• [Your goal]: Set the following entries down again exactly, line by line.

• [Extracted records]:

--- begin ---

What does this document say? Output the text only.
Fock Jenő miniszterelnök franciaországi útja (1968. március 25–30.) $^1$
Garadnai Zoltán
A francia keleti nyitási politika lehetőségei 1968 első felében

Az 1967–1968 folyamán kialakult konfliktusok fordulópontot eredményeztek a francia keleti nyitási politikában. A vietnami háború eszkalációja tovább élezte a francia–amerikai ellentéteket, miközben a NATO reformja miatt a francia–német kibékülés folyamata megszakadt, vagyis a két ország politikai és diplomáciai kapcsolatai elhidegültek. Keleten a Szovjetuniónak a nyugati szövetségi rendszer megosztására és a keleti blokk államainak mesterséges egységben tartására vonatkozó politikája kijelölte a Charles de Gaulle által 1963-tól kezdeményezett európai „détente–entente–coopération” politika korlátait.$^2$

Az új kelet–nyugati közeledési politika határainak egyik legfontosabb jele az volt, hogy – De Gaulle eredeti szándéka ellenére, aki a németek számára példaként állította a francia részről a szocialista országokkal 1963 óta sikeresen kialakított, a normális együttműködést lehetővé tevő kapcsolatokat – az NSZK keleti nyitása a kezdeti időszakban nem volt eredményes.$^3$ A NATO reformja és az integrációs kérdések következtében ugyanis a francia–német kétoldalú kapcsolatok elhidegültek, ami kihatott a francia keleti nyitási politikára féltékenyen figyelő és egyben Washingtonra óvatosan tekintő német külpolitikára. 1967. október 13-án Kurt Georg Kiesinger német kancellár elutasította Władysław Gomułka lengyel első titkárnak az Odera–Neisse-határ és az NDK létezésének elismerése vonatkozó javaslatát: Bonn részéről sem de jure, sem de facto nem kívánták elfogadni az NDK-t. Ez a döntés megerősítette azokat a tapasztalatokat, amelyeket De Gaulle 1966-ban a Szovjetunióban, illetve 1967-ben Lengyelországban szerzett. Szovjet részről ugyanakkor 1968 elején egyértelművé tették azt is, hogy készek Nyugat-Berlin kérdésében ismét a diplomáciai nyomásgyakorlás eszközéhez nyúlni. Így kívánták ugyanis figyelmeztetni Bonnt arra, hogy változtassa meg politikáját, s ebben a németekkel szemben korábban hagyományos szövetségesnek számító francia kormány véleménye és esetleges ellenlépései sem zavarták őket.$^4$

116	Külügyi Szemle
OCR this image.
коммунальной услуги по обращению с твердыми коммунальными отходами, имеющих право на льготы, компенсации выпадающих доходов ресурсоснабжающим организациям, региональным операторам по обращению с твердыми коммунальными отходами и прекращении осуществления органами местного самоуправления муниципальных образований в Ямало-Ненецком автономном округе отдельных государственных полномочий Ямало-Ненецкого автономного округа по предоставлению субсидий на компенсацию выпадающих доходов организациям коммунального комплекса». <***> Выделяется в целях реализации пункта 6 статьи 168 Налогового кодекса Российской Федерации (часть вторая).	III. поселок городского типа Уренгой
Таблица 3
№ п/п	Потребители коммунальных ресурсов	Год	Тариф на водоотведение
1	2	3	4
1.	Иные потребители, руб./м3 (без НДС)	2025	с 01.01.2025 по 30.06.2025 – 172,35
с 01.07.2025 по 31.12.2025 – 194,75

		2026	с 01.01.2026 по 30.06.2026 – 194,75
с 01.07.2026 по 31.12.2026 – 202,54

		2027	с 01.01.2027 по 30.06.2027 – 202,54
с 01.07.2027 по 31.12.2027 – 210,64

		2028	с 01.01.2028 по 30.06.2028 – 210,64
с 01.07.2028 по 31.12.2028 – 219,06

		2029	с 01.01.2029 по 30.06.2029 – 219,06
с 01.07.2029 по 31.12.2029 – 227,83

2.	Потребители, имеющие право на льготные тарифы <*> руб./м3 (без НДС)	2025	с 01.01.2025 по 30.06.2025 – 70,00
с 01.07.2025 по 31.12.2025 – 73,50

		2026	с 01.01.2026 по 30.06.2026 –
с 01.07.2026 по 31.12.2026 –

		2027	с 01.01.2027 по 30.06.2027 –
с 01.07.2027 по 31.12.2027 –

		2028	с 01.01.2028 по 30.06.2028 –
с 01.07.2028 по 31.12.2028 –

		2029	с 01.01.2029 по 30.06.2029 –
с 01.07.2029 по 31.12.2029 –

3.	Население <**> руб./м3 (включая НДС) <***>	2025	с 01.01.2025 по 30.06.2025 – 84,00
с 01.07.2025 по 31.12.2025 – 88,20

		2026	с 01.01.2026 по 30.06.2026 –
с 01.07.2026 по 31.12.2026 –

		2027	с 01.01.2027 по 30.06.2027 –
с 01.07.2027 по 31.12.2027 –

--- end ---

• [Output below]:
What does this document say? Output the text only.
Fock Jenő miniszterelnök franciaországi útja (1968. március 25–30.) $^1$
Garadnai Zoltán
A francia keleti nyitási politika lehetőségei 1968 első felében

Az 1967–1968 folyamán kialakult konfliktusok fordulópontot eredményeztek a francia keleti nyitási politikában. A vietnami háború eszkalációja tovább élezte a francia–amerikai ellentéteket, miközben a NATO reformja miatt a francia–német kibékülés folyamata megszakadt, vagyis a két ország politikai és diplomáciai kapcsolatai elhidegültek. Keleten a Szovjetuniónak a nyugati szövetségi rendszer megosztására és a keleti blokk államainak mesterséges egységben tartására vonatkozó politikája kijelölte a Charles de Gaulle által 1963-tól kezdeményezett európai „détente–entente–coopération” politika korlátait.$^2$

Az új kelet–nyugati közeledési politika határainak egyik legfontosabb jele az volt, hogy – De Gaulle eredeti szándéka ellenére, aki a németek számára példaként állította a francia részről a szocialista országokkal 1963 óta sikeresen kialakított, a normális együttműködést lehetővé tevő kapcsolatokat – az NSZK keleti nyitása a kezdeti időszakban nem volt eredményes.$^3$ A NATO reformja és az integrációs kérdések következtében ugyanis a francia–német kétoldalú kapcsolatok elhidegültek, ami kihatott a francia keleti nyitási politikára féltékenyen figyelő és egyben Washingtonra óvatosan tekintő német külpolitikára. 1967. október 13-án Kurt Georg Kiesinger német kancellár elutasította Władysław Gomułka lengyel első titkárnak az Odera–Neisse-határ és az NDK létezésének elismerése vonatkozó javaslatát: Bonn részéről sem de jure, sem de facto nem kívánták elfogadni az NDK-t. Ez a döntés megerősítette azokat a tapasztalatokat, amelyeket De Gaulle 1966-ban a Szovjetunióban, illetve 1967-ben Lengyelországban szerzett. Szovjet részről ugyanakkor 1968 elején egyértelművé tették azt is, hogy készek Nyugat-Berlin kérdésében ismét a diplomáciai nyomásgyakorlás eszközéhez nyúlni. Így kívánták ugyanis figyelmeztetni Bonnt arra, hogy változtassa meg politikáját, s ebben a németekkel szemben korábban hagyományos szövetségesnek számító francia kormány véleménye és esetleges ellenlépései sem zavarták őket.$^4$

116	Külügyi Szemle
OCR this image.
коммунальной услуги по обращению с твердыми коммунальными отходами, имеющих право на льготы, компенсации выпадающих доходов ресурсоснабжающим организациям, региональным операторам по обращению с твердыми коммунальными отходами и прекращении осуществления органами местного самоуправления муниципальных образований в Ямало-Ненецком автономном округе отдельных государственных полномочий Ямало-Ненецкого автономного округа по предоставлению субсидий на компенсацию выпадающих доходов организациям коммунального комплекса». <***> Выделяется в целях реализации пункта 6 статьи 168 Налогового кодекса Российской Федерации (часть вторая).	III. поселок городского типа Уренгой
Таблица 3
№ п/п	Потребители коммунальных ресурсов	Год	Тариф на водоотведение
1	2	3	4
1.	Иные потребители, руб./м3 (без НДС)	2025	с 01.01.2025 по 30.06.2025 – 172,35
с 01.07.2025 по 31.12.2025 – 194,75

		2026	с 01.01.2026 по 30.06.2026 – 194,75
с 01.07.2026 по 31.12.2026 – 202,54

		2027	с 01.01.2027 по 30.06.2027 – 202,54
с 01.07.2027 по 31.12.2027 – 210,64

		2028	с 01.01.2028 по 30.06.2028 – 210,64
с 01.07.2028 по 31.12.2028 – 219,06

		2029	с 01.01.2029 по 30.06.2029 – 219,06
с 01.07.2029 по 31.12.2029 – 227,83

2.	Потребители, имеющие право на льготные тарифы <*> руб./м3 (без НДС)	2025	с 01.01.2025 по 30.06.2025 – 70,00
с 01.07.2025 по 31.12.2025 – 73,50

		2026	с 01.01.2026 по 30.06.2026 –
с 01.07.2026 по 31.12.2026 –

		2027	с 01.01.2027 по 30.06.2027 –
с 01.07.2027 по 31.12.2027 –

		2028	с 01.01.2028 по 30.06.2028 –
с 01.07.2028 по 31.12.2028 –

		2029	с 01.01.2029 по 30.06.2029 –
с 01.07.2029 по 31.12.2029 –

3.	Население <**> руб./м3 (включая НДС) <***>	2025	с 01.01.2025 по 30.06.2025 – 84,00
с 01.07.2025 по 31.12.2025 – 88,20

		2026	с 01.01.2026 по 30.06.2026 –
с 01.07.2026 по 31.12.2026 –

		2027	с 01.01.2027 по 30.06.2027 –
с 01.07.2027 по 31.12.2027 –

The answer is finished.